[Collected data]
◆ ◆ ◆

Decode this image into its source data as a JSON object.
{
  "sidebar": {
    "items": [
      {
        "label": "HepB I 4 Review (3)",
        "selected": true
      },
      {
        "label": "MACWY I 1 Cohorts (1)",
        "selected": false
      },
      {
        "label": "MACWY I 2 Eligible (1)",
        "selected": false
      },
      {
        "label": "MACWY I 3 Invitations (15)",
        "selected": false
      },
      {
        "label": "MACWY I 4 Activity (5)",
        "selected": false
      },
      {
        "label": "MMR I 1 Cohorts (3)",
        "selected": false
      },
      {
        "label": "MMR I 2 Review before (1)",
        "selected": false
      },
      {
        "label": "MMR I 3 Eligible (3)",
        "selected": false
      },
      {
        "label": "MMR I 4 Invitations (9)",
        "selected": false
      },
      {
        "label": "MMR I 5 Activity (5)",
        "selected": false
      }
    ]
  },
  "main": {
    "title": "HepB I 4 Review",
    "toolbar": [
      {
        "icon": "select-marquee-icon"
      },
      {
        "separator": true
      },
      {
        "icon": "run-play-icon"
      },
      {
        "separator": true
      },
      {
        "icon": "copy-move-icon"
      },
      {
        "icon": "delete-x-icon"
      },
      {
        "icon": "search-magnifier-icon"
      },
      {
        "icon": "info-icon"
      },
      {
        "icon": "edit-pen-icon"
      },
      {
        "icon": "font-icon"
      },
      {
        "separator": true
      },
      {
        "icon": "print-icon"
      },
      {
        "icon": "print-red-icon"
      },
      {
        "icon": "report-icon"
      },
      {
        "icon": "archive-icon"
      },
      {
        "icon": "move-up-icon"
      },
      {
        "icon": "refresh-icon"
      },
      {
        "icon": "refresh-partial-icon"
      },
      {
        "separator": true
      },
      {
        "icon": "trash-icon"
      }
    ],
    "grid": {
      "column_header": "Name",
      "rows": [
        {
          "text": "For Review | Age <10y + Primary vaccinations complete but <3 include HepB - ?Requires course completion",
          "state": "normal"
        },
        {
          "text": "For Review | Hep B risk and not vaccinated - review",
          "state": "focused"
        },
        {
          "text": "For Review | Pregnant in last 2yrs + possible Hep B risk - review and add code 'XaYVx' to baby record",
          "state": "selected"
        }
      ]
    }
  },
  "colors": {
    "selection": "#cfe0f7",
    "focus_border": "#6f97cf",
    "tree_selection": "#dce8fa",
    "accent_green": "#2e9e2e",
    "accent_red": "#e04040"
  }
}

◆ ◆ ◆

Exercise prompt
Take the listing above and write it out again exactly.

Answer to the exercise
Decode this image into its source data as a JSON object.
{
  "sidebar": {
    "items": [
      {
        "label": "HepB I 4 Review (3)",
        "selected": true
      },
      {
        "label": "MACWY I 1 Cohorts (1)",
        "selected": false
      },
      {
        "label": "MACWY I 2 Eligible (1)",
        "selected": false
      },
      {
        "label": "MACWY I 3 Invitations (15)",
        "selected": false
      },
      {
        "label": "MACWY I 4 Activity (5)",
        "selected": false
      },
      {
        "label": "MMR I 1 Cohorts (3)",
        "selected": false
      },
      {
        "label": "MMR I 2 Review before (1)",
        "selected": false
      },
      {
        "label": "MMR I 3 Eligible (3)",
        "selected": false
      },
      {
        "label": "MMR I 4 Invitations (9)",
        "selected": false
      },
      {
        "label": "MMR I 5 Activity (5)",
        "selected": false
      }
    ]
  },
  "main": {
    "title": "HepB I 4 Review",
    "toolbar": [
      {
        "icon": "select-marquee-icon"
      },
      {
        "separator": true
      },
      {
        "icon": "run-play-icon"
      },
      {
        "separator": true
      },
      {
        "icon": "copy-move-icon"
      },
      {
        "icon": "delete-x-icon"
      },
      {
        "icon": "search-magnifier-icon"
      },
      {
        "icon": "info-icon"
      },
      {
        "icon": "edit-pen-icon"
      },
      {
        "icon": "font-icon"
      },
      {
        "separator": true
      },
      {
        "icon": "print-icon"
      },
      {
        "icon": "print-red-icon"
      },
      {
        "icon": "report-icon"
      },
      {
        "icon": "archive-icon"
      },
      {
        "icon": "move-up-icon"
      },
      {
        "icon": "refresh-icon"
      },
      {
        "icon": "refresh-partial-icon"
      },
      {
        "separator": true
      },
      {
        "icon": "trash-icon"
      }
    ],
    "grid": {
      "column_header": "Name",
      "rows": [
        {
          "text": "For Review | Age <10y + Primary vaccinations complete but <3 include HepB - ?Requires course completion",
          "state": "normal"
        },
        {
          "text": "For Review | Hep B risk and not vaccinated - review",
          "state": "focused"
        },
        {
          "text": "For Review | Pregnant in last 2yrs + possible Hep B risk - review and add code 'XaYVx' to baby record",
          "state": "selected"
        }
      ]
    }
  },
  "colors": {
    "selection": "#cfe0f7",
    "focus_border": "#6f97cf",
    "tree_selection": "#dce8fa",
    "accent_green": "#2e9e2e",
    "accent_red": "#e04040"
  }
}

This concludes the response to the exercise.